--- START OF Data entries ---

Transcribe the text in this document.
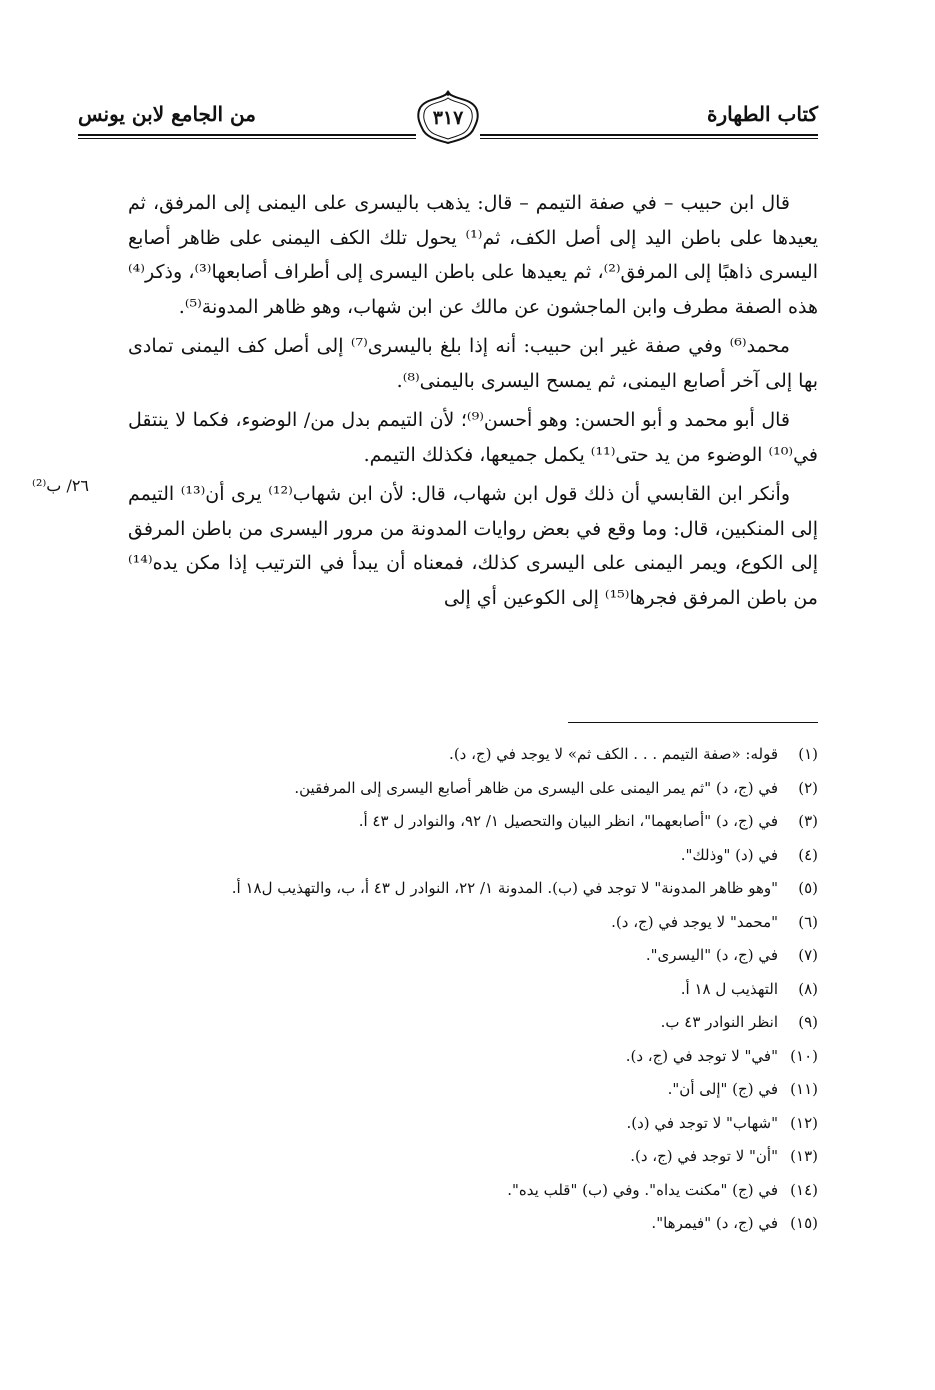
كتاب الطهارة
من الجامع لابن يونس	٣١٧
٢٦/ ب⁽²⁾

قال ابن حبيب – في صفة التيمم – قال: يذهب باليسرى على اليمنى إلى المرفق، ثم يعيدها على باطن اليد إلى أصل الكف، ثم⁽¹⁾ يحول تلك الكف اليمنى على ظاهر أصابع اليسرى ذاهبًا إلى المرفق⁽²⁾، ثم يعيدها على باطن اليسرى إلى أطراف أصابعها⁽³⁾، وذكر⁽⁴⁾ هذه الصفة مطرف وابن الماجشون عن مالك عن ابن شهاب، وهو ظاهر المدونة⁽⁵⁾.

محمد⁽⁶⁾ وفي صفة غير ابن حبيب: أنه إذا بلغ باليسرى⁽⁷⁾ إلى أصل كف اليمنى تمادى بها إلى آخر أصابع اليمنى، ثم يمسح اليسرى باليمنى⁽⁸⁾.

قال أبو محمد و أبو الحسن: وهو أحسن⁽⁹⁾؛ لأن التيمم بدل من/ الوضوء، فكما لا ينتقل في⁽¹⁰⁾ الوضوء من يد حتى⁽¹¹⁾ يكمل جميعها، فكذلك التيمم.

وأنكر ابن القابسي أن ذلك قول ابن شهاب، قال: لأن ابن شهاب⁽¹²⁾ يرى أن⁽¹³⁾ التيمم إلى المنكبين، قال: وما وقع في بعض روايات المدونة من مرور اليسرى من باطن المرفق إلى الكوع، ويمر اليمنى على اليسرى كذلك، فمعناه أن يبدأ في الترتيب إذا مكن يده⁽¹⁴⁾ من باطن المرفق فجرها⁽¹⁵⁾ إلى الكوعين أي إلى

(١)
قوله: «صفة التيمم . . . الكف ثم» لا يوجد في (ج، د).
(٢)
في (ج، د) "ثم يمر اليمنى على اليسرى من ظاهر أصابع اليسرى إلى المرفقين.
(٣)
في (ج، د) "أصابعهما"، انظر البيان والتحصيل ١/ ٩٢، والنوادر ل ٤٣ أ.
(٤)
في (د) "وذلك".
(٥)
"وهو ظاهر المدونة" لا توجد في (ب). المدونة ١/ ٢٢، النوادر ل ٤٣ أ، ب، والتهذيب ل١٨ أ.
(٦)
"محمد" لا يوجد في (ج، د).
(٧)
في (ج، د) "اليسرى".
(٨)
التهذيب ل ١٨ أ.
(٩)
انظر النوادر ٤٣ ب.
(١٠)
"في" لا توجد في (ج، د).
(١١)
في (ج) "إلى أن".
(١٢)
"شهاب" لا توجد في (د).
(١٣)
"أن" لا توجد في (ج، د).
(١٤)
في (ج) "مكنت يداه". وفي (ب) "قلب يده".
(١٥)
في (ج، د) "فيمرها".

--- END OF Data entries ---

Task objective - Return only those lines of the records that contain the string "انظر".

Response to this exercise -
في (ج، د) "أصابعهما"، انظر البيان والتحصيل ١/ ٩٢، والنوادر ل ٤٣ أ.
انظر النوادر ٤٣ ب.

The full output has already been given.